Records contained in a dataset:
[START]

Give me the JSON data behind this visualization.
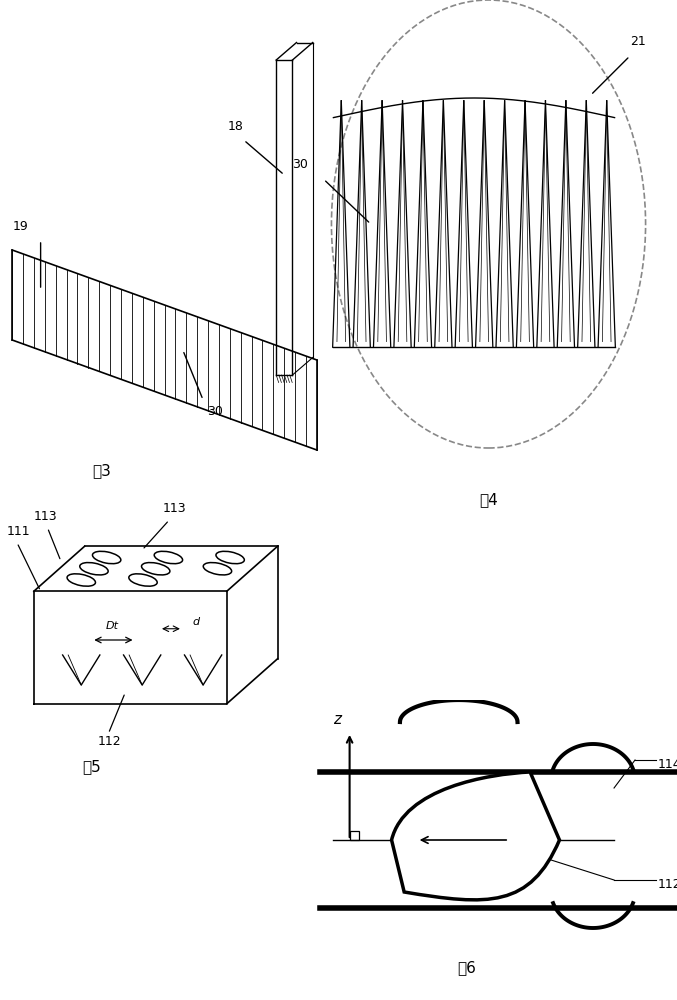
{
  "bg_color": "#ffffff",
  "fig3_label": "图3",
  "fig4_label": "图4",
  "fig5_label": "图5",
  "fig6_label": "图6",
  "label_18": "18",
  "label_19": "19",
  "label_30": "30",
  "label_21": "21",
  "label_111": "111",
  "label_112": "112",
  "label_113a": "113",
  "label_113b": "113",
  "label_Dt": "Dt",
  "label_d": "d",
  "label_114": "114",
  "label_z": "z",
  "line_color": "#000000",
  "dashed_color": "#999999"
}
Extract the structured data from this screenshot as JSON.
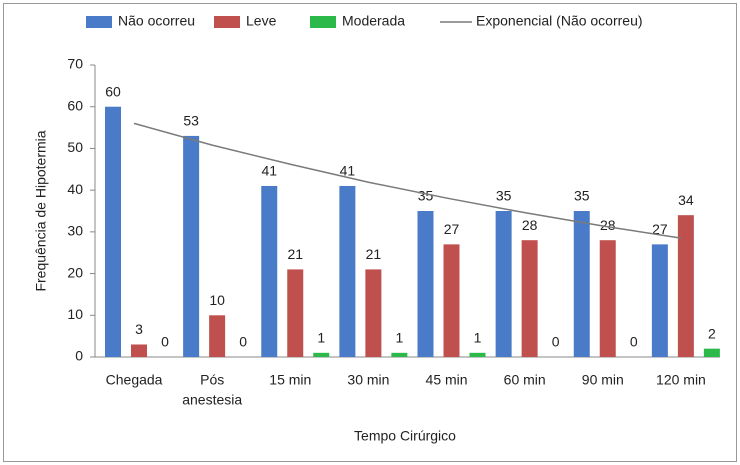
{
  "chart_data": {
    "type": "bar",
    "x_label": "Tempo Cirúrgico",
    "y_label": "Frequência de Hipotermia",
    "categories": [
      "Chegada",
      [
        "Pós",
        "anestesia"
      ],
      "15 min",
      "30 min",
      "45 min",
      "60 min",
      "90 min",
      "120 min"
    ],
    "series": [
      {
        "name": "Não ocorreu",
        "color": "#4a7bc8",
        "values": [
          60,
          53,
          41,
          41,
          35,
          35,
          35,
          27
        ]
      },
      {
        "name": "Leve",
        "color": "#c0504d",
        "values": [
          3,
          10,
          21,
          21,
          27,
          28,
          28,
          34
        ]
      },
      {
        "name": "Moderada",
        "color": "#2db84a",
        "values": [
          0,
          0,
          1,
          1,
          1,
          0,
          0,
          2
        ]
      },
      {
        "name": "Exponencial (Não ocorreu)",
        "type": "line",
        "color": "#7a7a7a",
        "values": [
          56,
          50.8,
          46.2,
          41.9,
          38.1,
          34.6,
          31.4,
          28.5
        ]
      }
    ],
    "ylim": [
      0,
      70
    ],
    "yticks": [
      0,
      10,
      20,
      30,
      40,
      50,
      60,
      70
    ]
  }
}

[END]

Give every record back exactly as it reads, with no images.

Give me the JSON data behind this visualization.
{
  "bg_color": "#ffffff",
  "fig3_label": "图3",
  "fig4_label": "图4",
  "fig5_label": "图5",
  "fig6_label": "图6",
  "label_18": "18",
  "label_19": "19",
  "label_30": "30",
  "label_21": "21",
  "label_111": "111",
  "label_112": "112",
  "label_113a": "113",
  "label_113b": "113",
  "label_Dt": "Dt",
  "label_d": "d",
  "label_114": "114",
  "label_z": "z",
  "line_color": "#000000",
  "dashed_color": "#999999"
}
Extract the structured data from this screenshot as JSON.
{
  "chart_data": {
    "type": "bar",
    "x_label": "Tempo Cirúrgico",
    "y_label": "Frequência de Hipotermia",
    "categories": [
      "Chegada",
      [
        "Pós",
        "anestesia"
      ],
      "15 min",
      "30 min",
      "45 min",
      "60 min",
      "90 min",
      "120 min"
    ],
    "series": [
      {
        "name": "Não ocorreu",
        "color": "#4a7bc8",
        "values": [
          60,
          53,
          41,
          41,
          35,
          35,
          35,
          27
        ]
      },
      {
        "name": "Leve",
        "color": "#c0504d",
        "values": [
          3,
          10,
          21,
          21,
          27,
          28,
          28,
          34
        ]
      },
      {
        "name": "Moderada",
        "color": "#2db84a",
        "values": [
          0,
          0,
          1,
          1,
          1,
          0,
          0,
          2
        ]
      },
      {
        "name": "Exponencial (Não ocorreu)",
        "type": "line",
        "color": "#7a7a7a",
        "values": [
          56,
          50.8,
          46.2,
          41.9,
          38.1,
          34.6,
          31.4,
          28.5
        ]
      }
    ],
    "ylim": [
      0,
      70
    ],
    "yticks": [
      0,
      10,
      20,
      30,
      40,
      50,
      60,
      70
    ]
  }
}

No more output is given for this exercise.